Set exercise:
Write the listing out again, all of it, word for word.
** START OF Dataset content **
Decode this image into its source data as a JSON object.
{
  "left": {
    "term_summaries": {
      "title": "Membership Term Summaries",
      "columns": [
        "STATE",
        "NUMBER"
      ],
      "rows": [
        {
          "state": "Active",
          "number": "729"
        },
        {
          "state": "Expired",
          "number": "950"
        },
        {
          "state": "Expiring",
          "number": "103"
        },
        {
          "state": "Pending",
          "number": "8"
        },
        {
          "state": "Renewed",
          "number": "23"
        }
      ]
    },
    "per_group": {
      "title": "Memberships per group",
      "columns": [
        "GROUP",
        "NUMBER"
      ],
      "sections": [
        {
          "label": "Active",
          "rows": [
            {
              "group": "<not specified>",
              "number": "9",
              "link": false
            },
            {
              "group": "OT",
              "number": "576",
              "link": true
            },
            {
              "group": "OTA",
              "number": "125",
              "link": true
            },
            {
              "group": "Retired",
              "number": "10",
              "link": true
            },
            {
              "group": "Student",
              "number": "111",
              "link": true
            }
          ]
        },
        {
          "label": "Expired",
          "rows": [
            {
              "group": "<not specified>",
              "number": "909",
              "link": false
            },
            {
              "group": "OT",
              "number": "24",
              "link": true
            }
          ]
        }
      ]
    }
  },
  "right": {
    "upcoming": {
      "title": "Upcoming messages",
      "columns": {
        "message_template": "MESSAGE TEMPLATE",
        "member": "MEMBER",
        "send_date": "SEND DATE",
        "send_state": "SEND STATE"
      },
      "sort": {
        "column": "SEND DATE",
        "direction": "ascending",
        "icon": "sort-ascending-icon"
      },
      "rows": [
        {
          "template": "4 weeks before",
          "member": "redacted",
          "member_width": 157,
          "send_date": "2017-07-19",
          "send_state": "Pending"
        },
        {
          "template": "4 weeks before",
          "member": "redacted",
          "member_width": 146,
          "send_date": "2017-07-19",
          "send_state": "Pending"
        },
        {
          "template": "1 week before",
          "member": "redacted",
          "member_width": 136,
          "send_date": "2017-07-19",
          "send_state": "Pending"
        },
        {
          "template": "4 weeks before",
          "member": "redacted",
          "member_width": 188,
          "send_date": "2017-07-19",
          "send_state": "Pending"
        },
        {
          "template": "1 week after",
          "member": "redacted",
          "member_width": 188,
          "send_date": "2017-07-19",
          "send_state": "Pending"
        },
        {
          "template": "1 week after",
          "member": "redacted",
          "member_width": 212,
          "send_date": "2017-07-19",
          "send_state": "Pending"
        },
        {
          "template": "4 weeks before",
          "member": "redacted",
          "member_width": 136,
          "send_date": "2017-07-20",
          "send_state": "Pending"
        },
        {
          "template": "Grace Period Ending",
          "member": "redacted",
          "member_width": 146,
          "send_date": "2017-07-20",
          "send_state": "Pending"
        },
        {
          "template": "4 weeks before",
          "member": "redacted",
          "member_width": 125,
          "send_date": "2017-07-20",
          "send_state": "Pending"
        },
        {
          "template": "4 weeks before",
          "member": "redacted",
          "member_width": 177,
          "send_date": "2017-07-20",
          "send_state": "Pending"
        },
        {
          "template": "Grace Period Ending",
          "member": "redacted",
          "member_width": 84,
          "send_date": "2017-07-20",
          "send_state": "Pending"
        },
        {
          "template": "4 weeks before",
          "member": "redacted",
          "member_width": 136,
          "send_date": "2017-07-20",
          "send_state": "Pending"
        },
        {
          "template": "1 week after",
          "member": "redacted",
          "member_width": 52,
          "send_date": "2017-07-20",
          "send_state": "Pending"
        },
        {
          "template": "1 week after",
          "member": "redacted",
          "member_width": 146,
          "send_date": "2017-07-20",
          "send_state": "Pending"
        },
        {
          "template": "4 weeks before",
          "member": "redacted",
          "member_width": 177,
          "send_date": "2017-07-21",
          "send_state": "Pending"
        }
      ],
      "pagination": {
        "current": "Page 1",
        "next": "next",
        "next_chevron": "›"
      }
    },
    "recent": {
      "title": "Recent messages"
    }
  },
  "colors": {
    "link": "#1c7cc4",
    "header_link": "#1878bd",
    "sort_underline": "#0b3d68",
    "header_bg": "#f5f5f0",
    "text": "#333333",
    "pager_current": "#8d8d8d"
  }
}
** END OF Dataset content **
Answer to this task:
Decode this image into its source data as a JSON object.
{
  "left": {
    "term_summaries": {
      "title": "Membership Term Summaries",
      "columns": [
        "STATE",
        "NUMBER"
      ],
      "rows": [
        {
          "state": "Active",
          "number": "729"
        },
        {
          "state": "Expired",
          "number": "950"
        },
        {
          "state": "Expiring",
          "number": "103"
        },
        {
          "state": "Pending",
          "number": "8"
        },
        {
          "state": "Renewed",
          "number": "23"
        }
      ]
    },
    "per_group": {
      "title": "Memberships per group",
      "columns": [
        "GROUP",
        "NUMBER"
      ],
      "sections": [
        {
          "label": "Active",
          "rows": [
            {
              "group": "<not specified>",
              "number": "9",
              "link": false
            },
            {
              "group": "OT",
              "number": "576",
              "link": true
            },
            {
              "group": "OTA",
              "number": "125",
              "link": true
            },
            {
              "group": "Retired",
              "number": "10",
              "link": true
            },
            {
              "group": "Student",
              "number": "111",
              "link": true
            }
          ]
        },
        {
          "label": "Expired",
          "rows": [
            {
              "group": "<not specified>",
              "number": "909",
              "link": false
            },
            {
              "group": "OT",
              "number": "24",
              "link": true
            }
          ]
        }
      ]
    }
  },
  "right": {
    "upcoming": {
      "title": "Upcoming messages",
      "columns": {
        "message_template": "MESSAGE TEMPLATE",
        "member": "MEMBER",
        "send_date": "SEND DATE",
        "send_state": "SEND STATE"
      },
      "sort": {
        "column": "SEND DATE",
        "direction": "ascending",
        "icon": "sort-ascending-icon"
      },
      "rows": [
        {
          "template": "4 weeks before",
          "member": "redacted",
          "member_width": 157,
          "send_date": "2017-07-19",
          "send_state": "Pending"
        },
        {
          "template": "4 weeks before",
          "member": "redacted",
          "member_width": 146,
          "send_date": "2017-07-19",
          "send_state": "Pending"
        },
        {
          "template": "1 week before",
          "member": "redacted",
          "member_width": 136,
          "send_date": "2017-07-19",
          "send_state": "Pending"
        },
        {
          "template": "4 weeks before",
          "member": "redacted",
          "member_width": 188,
          "send_date": "2017-07-19",
          "send_state": "Pending"
        },
        {
          "template": "1 week after",
          "member": "redacted",
          "member_width": 188,
          "send_date": "2017-07-19",
          "send_state": "Pending"
        },
        {
          "template": "1 week after",
          "member": "redacted",
          "member_width": 212,
          "send_date": "2017-07-19",
          "send_state": "Pending"
        },
        {
          "template": "4 weeks before",
          "member": "redacted",
          "member_width": 136,
          "send_date": "2017-07-20",
          "send_state": "Pending"
        },
        {
          "template": "Grace Period Ending",
          "member": "redacted",
          "member_width": 146,
          "send_date": "2017-07-20",
          "send_state": "Pending"
        },
        {
          "template": "4 weeks before",
          "member": "redacted",
          "member_width": 125,
          "send_date": "2017-07-20",
          "send_state": "Pending"
        },
        {
          "template": "4 weeks before",
          "member": "redacted",
          "member_width": 177,
          "send_date": "2017-07-20",
          "send_state": "Pending"
        },
        {
          "template": "Grace Period Ending",
          "member": "redacted",
          "member_width": 84,
          "send_date": "2017-07-20",
          "send_state": "Pending"
        },
        {
          "template": "4 weeks before",
          "member": "redacted",
          "member_width": 136,
          "send_date": "2017-07-20",
          "send_state": "Pending"
        },
        {
          "template": "1 week after",
          "member": "redacted",
          "member_width": 52,
          "send_date": "2017-07-20",
          "send_state": "Pending"
        },
        {
          "template": "1 week after",
          "member": "redacted",
          "member_width": 146,
          "send_date": "2017-07-20",
          "send_state": "Pending"
        },
        {
          "template": "4 weeks before",
          "member": "redacted",
          "member_width": 177,
          "send_date": "2017-07-21",
          "send_state": "Pending"
        }
      ],
      "pagination": {
        "current": "Page 1",
        "next": "next",
        "next_chevron": "›"
      }
    },
    "recent": {
      "title": "Recent messages"
    }
  },
  "colors": {
    "link": "#1c7cc4",
    "header_link": "#1878bd",
    "sort_underline": "#0b3d68",
    "header_bg": "#f5f5f0",
    "text": "#333333",
    "pager_current": "#8d8d8d"
  }
}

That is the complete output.